◆ **Objective**: Among the records that follow, count the lines with the string "type"; report only that count.

(Chart and figure data)

↓↓↓

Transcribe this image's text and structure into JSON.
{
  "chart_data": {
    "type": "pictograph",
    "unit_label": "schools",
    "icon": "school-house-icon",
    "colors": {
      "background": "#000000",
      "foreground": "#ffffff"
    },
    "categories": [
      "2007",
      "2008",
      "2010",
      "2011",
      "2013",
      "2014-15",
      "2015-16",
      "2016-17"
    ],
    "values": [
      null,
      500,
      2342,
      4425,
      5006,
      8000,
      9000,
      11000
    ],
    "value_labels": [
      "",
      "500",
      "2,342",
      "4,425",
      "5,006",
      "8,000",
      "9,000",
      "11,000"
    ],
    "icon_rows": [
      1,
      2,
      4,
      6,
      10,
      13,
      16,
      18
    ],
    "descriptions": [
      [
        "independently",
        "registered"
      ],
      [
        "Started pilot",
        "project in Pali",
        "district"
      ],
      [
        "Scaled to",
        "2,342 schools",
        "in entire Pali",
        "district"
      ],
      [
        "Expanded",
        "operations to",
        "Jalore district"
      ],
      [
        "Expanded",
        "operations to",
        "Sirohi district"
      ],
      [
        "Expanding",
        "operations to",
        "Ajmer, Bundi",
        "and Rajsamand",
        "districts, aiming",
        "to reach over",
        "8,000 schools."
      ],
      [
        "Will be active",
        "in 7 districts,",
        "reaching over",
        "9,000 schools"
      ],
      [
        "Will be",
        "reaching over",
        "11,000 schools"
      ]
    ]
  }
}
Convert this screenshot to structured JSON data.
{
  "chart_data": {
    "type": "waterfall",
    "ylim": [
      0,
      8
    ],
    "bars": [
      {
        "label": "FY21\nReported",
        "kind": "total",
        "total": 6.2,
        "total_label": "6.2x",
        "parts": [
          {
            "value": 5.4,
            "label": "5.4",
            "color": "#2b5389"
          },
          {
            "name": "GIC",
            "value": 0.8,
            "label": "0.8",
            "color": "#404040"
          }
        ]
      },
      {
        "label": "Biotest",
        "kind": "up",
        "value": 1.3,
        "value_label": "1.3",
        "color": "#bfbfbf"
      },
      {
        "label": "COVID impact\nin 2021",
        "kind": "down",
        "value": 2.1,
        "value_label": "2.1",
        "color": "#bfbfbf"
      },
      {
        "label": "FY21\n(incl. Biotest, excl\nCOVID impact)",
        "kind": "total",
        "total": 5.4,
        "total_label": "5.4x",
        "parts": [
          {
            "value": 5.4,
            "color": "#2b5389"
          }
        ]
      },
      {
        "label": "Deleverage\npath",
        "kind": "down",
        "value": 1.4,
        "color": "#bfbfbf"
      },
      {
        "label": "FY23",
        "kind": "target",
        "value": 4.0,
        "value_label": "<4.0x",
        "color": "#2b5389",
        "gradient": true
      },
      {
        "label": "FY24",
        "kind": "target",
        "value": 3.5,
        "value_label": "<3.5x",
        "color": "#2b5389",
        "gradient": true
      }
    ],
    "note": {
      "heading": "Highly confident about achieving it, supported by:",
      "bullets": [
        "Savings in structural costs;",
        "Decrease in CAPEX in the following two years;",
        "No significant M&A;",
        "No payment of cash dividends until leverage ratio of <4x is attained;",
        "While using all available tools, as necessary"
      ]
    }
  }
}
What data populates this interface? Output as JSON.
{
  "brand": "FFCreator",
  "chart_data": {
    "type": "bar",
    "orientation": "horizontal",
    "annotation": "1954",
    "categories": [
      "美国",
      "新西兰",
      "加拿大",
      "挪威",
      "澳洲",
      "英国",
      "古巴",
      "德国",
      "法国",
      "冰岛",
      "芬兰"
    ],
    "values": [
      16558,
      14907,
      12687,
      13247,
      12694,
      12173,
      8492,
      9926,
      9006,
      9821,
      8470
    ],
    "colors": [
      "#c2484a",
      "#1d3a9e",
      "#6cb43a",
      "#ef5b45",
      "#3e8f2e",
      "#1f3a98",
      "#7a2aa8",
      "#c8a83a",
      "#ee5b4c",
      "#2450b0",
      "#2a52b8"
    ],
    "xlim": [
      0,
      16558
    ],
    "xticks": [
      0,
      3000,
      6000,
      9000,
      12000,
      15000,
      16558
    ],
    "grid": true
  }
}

↑↑↑

◆ **Solution to this problem**: 3